§ Textblock

"""

Johannes Rau im zeitgeschichtlichen Rückblick und in der interdisziplinären Diskussion von Zeitzeugen:innen und Fachwissenschaftlern:innen

Erinnerung, Verantwortung und Zukunft. Fachtagung zu Johannes Rau (1931-2006) und seinem Wirken in politischer und wissenschaftlicher Perspektive

Organisatoren
Anja Kruke, Friedrich-Ebert-Stiftung; Jürgen Mittag, Deutsche Sporthochschule Köln (Bergische Universität Wuppertal, Johannes-Rau-Gesellschaft, Friedrich-Ebert-Stiftung) (Bergische Universität Wuppertal, Johannes-Rau-Gesellschaft, Friedrich-Ebert-Stiftung)
Ausrichter
Bergische Universität Wuppertal, Johannes-Rau-Gesellschaft, Friedrich-Ebert-Stiftung
PLZ
42119
Ort
Wuppertal
Land
Deutschland
Fand statt
In Präsenz
Vom - Bis
20.01.2023 - 21.01.2023
Von
Norbert Fabian, Institut für soziale Bewegungen, Ruhr-Universität Bochum

Über fast 20 Jahre als Ministerpräsident von Nordrhein-Westfalen (1978–1998), zuvor als Minister (1970–1978) und dann als Bundespräsident (1999–2004) hat Johannes Rau politische Akzente in der Bildungs-, Umwelt-, Integrations- und Strukturpolitik gesetzt. Bei der Wuppertaler Tagung in der Johannes-Rau Bibliothek ging es darum, verschiedene Facetten des Politikers und Menschen zu diskutieren und in den Kontext aktueller Forschungsthemen und -arbeiten zu stellen.1 Weggefährten:innen von Johannes Rau referierten und diskutierten zugleich als Zeitzeugen:innen. Fachhistorische und eher politik- und sozialwissenschaftliche Beiträge kamen hinzu, was sich als recht konstruktiv erwies.

In Begrüßungen würdigten Peter Gust / Brigitta Wolf von der Bergischen Universität Wuppertal und Uwe Schneidewind als Oberbürgermeister insbesondere den Wissenschaftspolitiker und Universitätsgründer Johannes Rau sowie dessen Verdienste für die Stadt. Die langjährige NRW-Bildungsministerin Gabriele Behler (Bielefeld) betonte die konstruktive und menschlich gute Zusammenarbeit mit Johannes Rau und die stark ethische Fundierung von dessen politischem Handeln.

"""

§ Gegebene Informationen
"""

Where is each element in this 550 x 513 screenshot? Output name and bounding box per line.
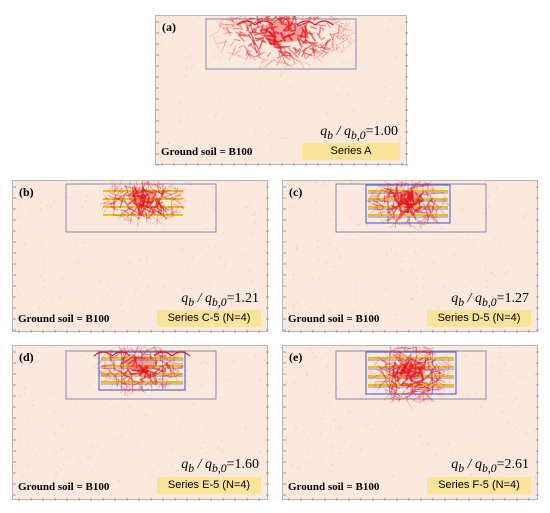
panel-label-a: (a) [162,20,176,34]
panel-label-e: (e) [289,350,303,364]
soil-particle-texture [283,181,539,319]
boundary-ticks [156,21,408,166]
series-label-b: Series C-5 (N=4) [157,310,261,327]
boundary-ticks [283,186,539,333]
load-arcs-d [93,351,191,357]
force-chain-cloud-d [95,346,186,396]
footing-zone-a [205,18,357,70]
footing-zone-b [65,183,217,233]
panel-a: (a) Ground soil = B100 qb / qb,0=1.00 Se… [155,15,408,166]
panel-label-d: (d) [19,350,34,364]
footing-zone-d [65,350,217,400]
footing-zone-c [335,183,487,233]
force-chain-cloud-a [209,16,357,69]
force-chain-cloud-e [368,346,454,410]
bearing-ratio-e: qb / qb,0=2.61 [451,457,529,475]
series-label-d: Series E-5 (N=4) [157,477,261,494]
soil-particle-texture [283,346,539,486]
load-arcs-a [236,20,334,26]
panel-a-figure [156,16,408,166]
bearing-ratio-a: qb / qb,0=1.00 [320,124,398,142]
series-label-c: Series D-5 (N=4) [427,310,531,327]
boundary-ticks [283,351,539,501]
soil-particle-texture [156,16,408,151]
ground-soil-label-e: Ground soil = B100 [288,481,380,493]
ground-soil-label-d: Ground soil = B100 [18,481,110,493]
panel-c-figure [283,181,539,333]
ground-soil-label-a: Ground soil = B100 [161,146,253,158]
soil-particle-texture [13,181,269,318]
soil-particle-texture [13,346,266,487]
bearing-ratio-d: qb / qb,0=1.60 [181,457,259,475]
panel-label-c: (c) [289,185,303,199]
ground-soil-label-b: Ground soil = B100 [18,313,110,325]
panel-d-figure [13,346,269,501]
panel-d: (d) Ground soil = B100 qb / qb,0=1.60 Se… [12,345,269,501]
bearing-ratio-c: qb / qb,0=1.27 [451,291,529,309]
panel-b-figure [13,181,269,333]
series-label-a: Series A [302,143,400,160]
force-chain-cloud-c [366,181,450,230]
panel-b: (b) Ground soil = B100 qb / qb,0=1.21 Se… [12,180,269,333]
panel-e-figure [283,346,539,501]
footing-zone-e [335,350,487,400]
boundary-ticks [13,186,269,333]
panel-c: (c) Ground soil = B100 qb / qb,0=1.27 Se… [282,180,539,333]
panel-label-b: (b) [19,185,34,199]
bearing-ratio-b: qb / qb,0=1.21 [181,291,259,309]
panel-e: (e) Ground soil = B100 qb / qb,0=2.61 Se… [282,345,539,501]
boundary-ticks [13,351,269,501]
force-chain-cloud-b [99,181,187,228]
ground-soil-label-c: Ground soil = B100 [288,313,380,325]
reinforcement-layers-d [98,351,186,391]
series-label-e: Series F-5 (N=4) [427,477,531,494]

"""

§ Dein Ziel
Gib aus dem Tagungsbericht zu Johannes Rau den Abschnitt von „Über fast 20“ bis einschließlich „recht konstruktiv erwies.“ wortgetreu wieder.

§ Antwort zur Aufgabe
Über fast 20 Jahre als Ministerpräsident von Nordrhein-Westfalen (1978–1998), zuvor als Minister (1970–1978) und dann als Bundespräsident (1999–2004) hat Johannes Rau politische Akzente in der Bildungs-, Umwelt-, Integrations- und Strukturpolitik gesetzt. Bei der Wuppertaler Tagung in der Johannes-Rau Bibliothek ging es darum, verschiedene Facetten des Politikers und Menschen zu diskutieren und in den Kontext aktueller Forschungsthemen und -arbeiten zu stellen.1 Weggefährten:innen von Johannes Rau referierten und diskutierten zugleich als Zeitzeugen:innen. Fachhistorische und eher politik- und sozialwissenschaftliche Beiträge kamen hinzu, was sich als recht konstruktiv erwies.